Select the lines of the records containing the word "that" and list them.

((

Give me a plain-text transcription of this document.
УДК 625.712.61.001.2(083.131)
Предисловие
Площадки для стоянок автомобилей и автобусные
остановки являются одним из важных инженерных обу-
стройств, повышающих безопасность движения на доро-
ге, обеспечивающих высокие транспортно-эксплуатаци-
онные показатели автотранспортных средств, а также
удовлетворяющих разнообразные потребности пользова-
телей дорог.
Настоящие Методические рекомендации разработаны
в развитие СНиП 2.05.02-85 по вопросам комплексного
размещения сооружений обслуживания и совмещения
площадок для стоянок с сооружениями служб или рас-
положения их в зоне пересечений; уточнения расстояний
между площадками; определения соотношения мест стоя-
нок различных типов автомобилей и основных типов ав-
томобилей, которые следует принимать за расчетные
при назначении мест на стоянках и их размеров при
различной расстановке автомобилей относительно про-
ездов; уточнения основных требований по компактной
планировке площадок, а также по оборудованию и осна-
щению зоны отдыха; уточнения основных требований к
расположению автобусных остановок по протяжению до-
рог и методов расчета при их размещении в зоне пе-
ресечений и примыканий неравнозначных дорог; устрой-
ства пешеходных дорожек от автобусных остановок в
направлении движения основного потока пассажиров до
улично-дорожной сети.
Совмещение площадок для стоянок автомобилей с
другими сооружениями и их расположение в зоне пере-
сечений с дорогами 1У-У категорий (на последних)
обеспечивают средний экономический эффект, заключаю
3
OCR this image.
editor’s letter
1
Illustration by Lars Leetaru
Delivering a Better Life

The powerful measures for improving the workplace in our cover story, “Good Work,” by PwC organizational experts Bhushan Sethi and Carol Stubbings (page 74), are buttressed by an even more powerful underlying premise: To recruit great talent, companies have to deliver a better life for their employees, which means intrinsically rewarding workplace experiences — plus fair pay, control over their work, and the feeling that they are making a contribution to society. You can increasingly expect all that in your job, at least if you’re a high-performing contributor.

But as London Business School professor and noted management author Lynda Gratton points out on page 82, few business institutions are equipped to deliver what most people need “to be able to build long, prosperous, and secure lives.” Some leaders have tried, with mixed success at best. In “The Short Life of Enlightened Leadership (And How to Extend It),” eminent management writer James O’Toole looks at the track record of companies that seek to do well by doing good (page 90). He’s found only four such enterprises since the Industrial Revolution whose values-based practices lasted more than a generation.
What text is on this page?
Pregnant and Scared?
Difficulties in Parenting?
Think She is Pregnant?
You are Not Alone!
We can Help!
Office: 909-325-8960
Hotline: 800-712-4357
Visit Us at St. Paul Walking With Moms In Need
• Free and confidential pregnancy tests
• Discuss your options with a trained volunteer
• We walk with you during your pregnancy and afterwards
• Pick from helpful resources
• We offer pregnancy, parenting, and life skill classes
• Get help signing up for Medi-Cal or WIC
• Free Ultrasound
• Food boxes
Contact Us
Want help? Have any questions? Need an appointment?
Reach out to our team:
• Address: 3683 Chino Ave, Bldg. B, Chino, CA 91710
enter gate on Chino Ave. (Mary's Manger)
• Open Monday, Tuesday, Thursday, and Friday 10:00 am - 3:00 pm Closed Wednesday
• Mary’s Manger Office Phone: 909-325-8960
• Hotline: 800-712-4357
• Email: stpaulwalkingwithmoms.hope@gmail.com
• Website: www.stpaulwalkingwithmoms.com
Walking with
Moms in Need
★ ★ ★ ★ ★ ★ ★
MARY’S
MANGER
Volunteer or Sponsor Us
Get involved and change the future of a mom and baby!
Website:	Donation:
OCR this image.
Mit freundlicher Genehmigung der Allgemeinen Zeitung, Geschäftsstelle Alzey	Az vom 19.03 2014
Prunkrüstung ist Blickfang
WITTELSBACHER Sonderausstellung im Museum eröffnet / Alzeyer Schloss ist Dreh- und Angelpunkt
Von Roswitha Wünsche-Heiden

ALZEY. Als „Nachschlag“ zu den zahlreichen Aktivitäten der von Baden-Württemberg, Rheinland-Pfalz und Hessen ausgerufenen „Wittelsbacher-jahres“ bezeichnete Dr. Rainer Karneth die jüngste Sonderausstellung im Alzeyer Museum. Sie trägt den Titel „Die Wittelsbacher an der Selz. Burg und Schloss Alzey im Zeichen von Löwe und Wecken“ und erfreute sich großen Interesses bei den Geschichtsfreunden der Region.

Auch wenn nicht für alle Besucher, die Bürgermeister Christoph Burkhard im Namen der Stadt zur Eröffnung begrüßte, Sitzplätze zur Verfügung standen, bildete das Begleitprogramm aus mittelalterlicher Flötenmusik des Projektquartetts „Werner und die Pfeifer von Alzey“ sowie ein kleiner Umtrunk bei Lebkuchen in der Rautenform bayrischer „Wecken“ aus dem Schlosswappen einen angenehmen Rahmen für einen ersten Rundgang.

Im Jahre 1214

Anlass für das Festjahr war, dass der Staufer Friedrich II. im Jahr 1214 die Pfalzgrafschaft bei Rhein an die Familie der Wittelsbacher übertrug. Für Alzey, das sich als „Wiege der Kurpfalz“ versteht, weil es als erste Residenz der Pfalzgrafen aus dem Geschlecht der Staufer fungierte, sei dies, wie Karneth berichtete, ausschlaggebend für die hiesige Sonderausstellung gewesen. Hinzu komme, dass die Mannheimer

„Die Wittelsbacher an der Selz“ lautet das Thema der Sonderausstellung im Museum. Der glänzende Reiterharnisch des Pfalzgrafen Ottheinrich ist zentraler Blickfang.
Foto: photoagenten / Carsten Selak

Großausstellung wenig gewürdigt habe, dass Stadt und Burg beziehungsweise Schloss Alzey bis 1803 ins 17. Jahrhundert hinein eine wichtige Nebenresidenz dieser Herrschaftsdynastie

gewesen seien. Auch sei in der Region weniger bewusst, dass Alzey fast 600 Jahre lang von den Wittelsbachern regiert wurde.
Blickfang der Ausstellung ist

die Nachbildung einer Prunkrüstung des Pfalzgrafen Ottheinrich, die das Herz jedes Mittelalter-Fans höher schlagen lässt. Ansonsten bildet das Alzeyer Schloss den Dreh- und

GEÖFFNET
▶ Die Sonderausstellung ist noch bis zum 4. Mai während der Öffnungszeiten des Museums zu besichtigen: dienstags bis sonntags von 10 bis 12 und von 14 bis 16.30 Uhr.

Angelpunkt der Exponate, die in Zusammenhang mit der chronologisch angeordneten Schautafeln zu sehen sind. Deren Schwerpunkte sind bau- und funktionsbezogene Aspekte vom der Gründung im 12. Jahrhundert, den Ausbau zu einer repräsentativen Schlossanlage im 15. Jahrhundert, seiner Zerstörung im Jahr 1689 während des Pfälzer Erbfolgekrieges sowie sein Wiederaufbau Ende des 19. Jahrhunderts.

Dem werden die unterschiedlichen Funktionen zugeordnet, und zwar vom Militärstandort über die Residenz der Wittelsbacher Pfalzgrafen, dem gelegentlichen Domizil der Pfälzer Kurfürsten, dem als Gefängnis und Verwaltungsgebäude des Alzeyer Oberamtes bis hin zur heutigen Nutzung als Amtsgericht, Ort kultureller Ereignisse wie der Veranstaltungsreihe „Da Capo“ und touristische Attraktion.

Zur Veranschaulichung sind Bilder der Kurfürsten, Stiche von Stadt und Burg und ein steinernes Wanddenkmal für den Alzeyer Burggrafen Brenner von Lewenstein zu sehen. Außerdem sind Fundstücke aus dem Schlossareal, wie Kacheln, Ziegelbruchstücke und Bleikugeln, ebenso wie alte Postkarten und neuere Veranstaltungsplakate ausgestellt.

))

__Exercise solution__:
The powerful measures for improving the workplace in our cover story, “Good Work,” by PwC organizational experts Bhushan Sethi and Carol Stubbings (page 74), are buttressed by an even more powerful underlying premise: To recruit great talent, companies have to deliver a better life for their employees, which means intrinsically rewarding workplace experiences — plus fair pay, control over their work, and the feeling that they are making a contribution to society. You can increasingly expect all that in your job, at least if you’re a high-performing contributor.
But as London Business School professor and noted management author Lynda Gratton points out on page 82, few business institutions are equipped to deliver what most people need “to be able to build long, prosperous, and secure lives.” Some leaders have tried, with mixed success at best. In “The Short Life of Enlightened Leadership (And How to Extend It),” eminent management writer James O’Toole looks at the track record of companies that seek to do well by doing good (page 90). He’s found only four such enterprises since the Industrial Revolution whose values-based practices lasted more than a generation.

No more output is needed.